◆ **Your objective**
Below is a listing. Gather each line of it that contains "function".

Structured figure records
>>>>

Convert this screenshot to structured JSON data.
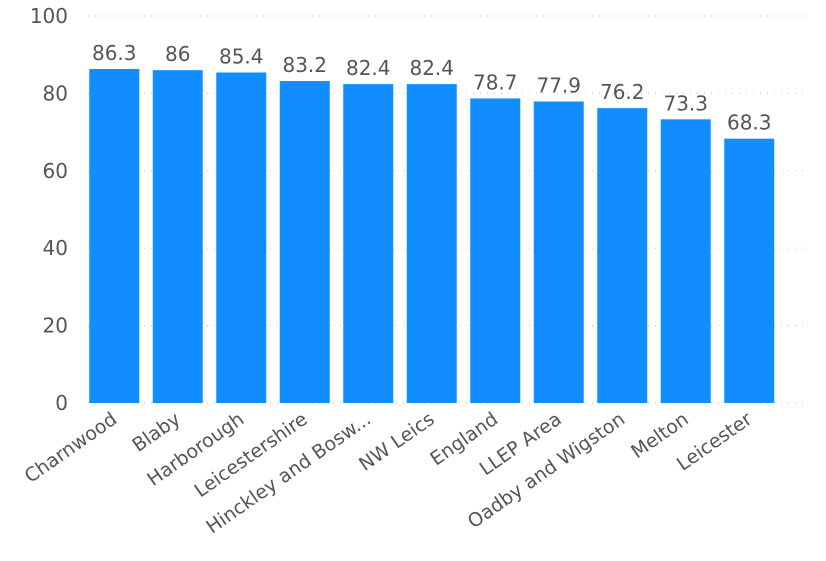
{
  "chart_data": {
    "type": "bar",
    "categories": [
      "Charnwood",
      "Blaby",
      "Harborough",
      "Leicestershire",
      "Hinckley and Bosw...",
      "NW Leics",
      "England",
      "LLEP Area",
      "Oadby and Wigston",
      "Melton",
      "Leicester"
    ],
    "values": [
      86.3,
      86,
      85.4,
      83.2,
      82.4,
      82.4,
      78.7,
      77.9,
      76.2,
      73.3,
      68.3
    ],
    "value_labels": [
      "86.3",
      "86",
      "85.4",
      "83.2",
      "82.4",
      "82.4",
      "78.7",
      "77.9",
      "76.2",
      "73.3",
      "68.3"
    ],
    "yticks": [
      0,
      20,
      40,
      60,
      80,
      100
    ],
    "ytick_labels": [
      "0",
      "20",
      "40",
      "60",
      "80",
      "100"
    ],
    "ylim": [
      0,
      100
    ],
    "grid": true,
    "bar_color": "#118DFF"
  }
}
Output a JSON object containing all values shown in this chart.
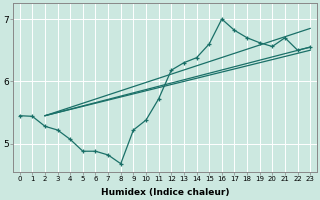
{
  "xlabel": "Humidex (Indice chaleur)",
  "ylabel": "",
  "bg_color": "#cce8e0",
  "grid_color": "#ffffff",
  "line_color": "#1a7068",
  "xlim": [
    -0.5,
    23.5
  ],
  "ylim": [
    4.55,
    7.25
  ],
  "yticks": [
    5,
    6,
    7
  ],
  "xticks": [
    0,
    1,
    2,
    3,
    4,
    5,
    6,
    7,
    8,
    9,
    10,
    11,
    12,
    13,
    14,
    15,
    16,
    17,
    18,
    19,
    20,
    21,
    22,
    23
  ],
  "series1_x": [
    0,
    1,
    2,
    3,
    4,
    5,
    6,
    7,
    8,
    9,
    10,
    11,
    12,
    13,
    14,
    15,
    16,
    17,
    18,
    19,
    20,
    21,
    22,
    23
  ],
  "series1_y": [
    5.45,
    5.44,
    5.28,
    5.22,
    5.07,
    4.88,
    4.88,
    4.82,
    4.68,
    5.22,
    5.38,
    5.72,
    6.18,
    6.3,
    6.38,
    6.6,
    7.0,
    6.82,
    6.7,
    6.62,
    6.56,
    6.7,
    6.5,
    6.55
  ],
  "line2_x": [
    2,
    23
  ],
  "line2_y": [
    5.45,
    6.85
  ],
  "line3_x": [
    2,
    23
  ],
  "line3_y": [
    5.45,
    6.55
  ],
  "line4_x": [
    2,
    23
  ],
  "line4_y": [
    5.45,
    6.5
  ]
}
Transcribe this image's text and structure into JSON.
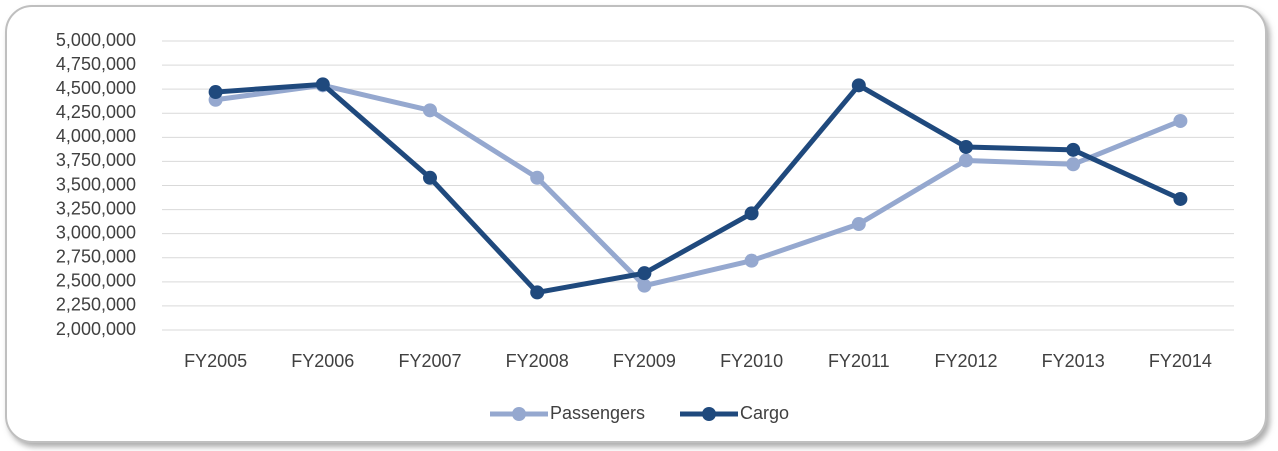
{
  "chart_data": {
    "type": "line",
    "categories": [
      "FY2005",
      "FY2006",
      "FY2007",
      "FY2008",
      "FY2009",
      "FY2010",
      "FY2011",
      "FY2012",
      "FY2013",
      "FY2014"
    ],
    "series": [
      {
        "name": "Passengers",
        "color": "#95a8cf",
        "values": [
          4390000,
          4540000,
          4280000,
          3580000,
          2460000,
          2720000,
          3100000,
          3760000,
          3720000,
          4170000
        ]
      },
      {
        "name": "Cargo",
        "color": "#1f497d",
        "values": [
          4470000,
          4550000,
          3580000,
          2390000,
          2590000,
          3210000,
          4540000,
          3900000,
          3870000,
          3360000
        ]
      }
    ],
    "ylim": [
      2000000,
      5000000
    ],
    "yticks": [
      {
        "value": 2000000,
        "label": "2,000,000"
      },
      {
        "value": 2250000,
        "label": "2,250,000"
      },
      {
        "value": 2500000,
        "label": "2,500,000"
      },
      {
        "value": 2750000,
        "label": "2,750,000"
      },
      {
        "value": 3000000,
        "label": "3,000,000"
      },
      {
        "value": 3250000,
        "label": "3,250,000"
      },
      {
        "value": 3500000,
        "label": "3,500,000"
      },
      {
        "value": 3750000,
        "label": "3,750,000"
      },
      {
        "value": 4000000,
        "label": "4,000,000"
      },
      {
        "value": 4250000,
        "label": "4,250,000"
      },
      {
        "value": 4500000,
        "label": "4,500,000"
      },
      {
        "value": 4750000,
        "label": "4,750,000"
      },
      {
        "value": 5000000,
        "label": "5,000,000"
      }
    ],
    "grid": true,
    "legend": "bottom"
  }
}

<<<<
>>>>

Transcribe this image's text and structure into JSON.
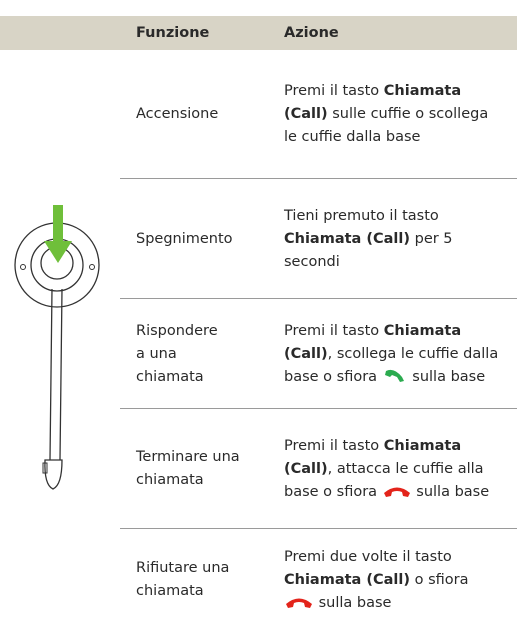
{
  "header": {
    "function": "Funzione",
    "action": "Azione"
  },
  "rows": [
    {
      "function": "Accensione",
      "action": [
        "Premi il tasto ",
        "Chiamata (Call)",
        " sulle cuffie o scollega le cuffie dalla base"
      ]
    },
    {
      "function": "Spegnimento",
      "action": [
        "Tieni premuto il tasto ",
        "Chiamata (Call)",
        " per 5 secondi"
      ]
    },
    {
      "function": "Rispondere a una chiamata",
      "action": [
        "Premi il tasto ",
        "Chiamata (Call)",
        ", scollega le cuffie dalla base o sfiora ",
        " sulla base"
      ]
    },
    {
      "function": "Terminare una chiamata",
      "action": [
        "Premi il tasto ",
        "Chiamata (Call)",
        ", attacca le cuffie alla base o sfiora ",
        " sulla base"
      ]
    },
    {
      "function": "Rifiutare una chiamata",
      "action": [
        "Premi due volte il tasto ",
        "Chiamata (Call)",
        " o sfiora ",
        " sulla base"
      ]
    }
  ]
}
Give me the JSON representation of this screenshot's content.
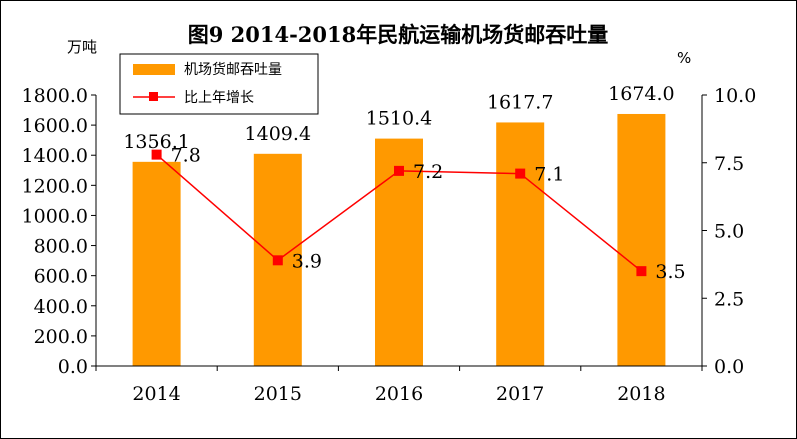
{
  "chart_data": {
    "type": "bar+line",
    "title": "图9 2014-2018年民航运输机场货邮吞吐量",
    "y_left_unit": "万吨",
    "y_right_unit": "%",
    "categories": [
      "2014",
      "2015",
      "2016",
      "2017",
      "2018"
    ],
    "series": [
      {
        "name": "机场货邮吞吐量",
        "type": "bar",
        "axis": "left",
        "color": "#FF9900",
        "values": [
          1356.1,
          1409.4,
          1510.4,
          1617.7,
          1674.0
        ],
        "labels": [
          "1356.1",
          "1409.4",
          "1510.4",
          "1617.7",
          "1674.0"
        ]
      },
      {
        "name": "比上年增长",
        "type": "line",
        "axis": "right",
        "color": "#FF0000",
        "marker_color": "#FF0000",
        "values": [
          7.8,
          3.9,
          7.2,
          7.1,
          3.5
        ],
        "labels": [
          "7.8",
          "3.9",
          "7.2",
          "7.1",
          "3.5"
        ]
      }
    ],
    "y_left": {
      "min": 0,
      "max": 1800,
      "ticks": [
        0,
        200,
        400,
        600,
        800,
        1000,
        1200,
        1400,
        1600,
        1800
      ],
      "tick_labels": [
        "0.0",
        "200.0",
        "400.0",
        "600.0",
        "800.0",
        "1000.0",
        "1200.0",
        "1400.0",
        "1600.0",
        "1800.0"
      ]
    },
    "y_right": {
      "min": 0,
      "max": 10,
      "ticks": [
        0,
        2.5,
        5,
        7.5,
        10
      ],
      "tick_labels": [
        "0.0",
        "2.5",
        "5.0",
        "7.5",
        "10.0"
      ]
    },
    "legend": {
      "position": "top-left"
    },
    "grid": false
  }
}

<<<<

◆ **Worked answer**
    "function": "Funzione",
      "function": "Accensione",
      "function": "Spegnimento",
      "function": "Rispondere a una chiamata",
      "function": "Terminare una chiamata",
      "function": "Rifiutare una chiamata",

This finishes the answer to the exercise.